**Exercise requirements**
Copy each line that contains the string "this".

**Records shown**
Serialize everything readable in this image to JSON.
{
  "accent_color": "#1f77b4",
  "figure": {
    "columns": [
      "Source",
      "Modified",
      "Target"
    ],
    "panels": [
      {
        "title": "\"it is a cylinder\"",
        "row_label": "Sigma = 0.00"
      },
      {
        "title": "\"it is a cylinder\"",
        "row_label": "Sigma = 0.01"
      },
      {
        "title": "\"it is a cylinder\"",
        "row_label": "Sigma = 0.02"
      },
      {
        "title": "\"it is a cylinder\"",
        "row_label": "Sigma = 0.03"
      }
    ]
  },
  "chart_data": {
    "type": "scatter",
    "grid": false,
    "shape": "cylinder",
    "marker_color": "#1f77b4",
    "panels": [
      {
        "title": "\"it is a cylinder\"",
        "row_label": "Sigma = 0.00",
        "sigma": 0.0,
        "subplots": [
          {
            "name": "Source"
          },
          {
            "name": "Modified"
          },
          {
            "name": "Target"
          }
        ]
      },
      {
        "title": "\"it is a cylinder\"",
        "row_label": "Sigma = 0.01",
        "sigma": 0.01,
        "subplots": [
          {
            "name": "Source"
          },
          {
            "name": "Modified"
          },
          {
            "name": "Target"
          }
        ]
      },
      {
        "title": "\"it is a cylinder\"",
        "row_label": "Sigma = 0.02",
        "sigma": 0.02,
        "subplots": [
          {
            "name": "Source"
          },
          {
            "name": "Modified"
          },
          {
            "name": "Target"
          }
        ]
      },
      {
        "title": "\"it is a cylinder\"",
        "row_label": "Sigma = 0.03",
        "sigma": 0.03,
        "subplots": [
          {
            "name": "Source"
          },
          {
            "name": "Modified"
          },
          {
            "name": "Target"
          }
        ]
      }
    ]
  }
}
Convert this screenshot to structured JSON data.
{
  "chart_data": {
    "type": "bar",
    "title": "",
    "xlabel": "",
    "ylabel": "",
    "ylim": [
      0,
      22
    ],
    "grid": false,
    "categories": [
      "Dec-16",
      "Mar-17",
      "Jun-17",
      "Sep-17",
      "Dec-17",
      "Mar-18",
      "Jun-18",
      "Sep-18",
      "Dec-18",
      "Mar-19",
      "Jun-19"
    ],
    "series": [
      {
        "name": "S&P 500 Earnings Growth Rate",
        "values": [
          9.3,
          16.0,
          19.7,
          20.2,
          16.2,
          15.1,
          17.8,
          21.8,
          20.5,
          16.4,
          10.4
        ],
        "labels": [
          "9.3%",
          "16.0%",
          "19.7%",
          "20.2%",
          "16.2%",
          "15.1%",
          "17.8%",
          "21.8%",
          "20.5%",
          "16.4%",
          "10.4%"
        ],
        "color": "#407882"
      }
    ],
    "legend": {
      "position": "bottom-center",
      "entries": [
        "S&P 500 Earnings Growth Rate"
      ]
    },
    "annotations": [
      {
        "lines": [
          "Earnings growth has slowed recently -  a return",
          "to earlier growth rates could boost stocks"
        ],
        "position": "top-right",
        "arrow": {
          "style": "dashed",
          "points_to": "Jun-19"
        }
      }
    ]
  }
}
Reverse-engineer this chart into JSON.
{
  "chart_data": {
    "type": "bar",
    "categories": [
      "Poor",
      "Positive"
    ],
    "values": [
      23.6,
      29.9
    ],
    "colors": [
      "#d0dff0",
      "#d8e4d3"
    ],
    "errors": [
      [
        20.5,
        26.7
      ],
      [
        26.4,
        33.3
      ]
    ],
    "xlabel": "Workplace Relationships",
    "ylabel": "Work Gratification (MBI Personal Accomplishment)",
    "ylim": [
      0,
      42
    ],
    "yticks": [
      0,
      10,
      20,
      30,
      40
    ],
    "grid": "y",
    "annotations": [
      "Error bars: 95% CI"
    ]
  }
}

**Solution**
Serialize everything readable in this image to JSON.
Convert this screenshot to structured JSON data.
Reverse-engineer this chart into JSON.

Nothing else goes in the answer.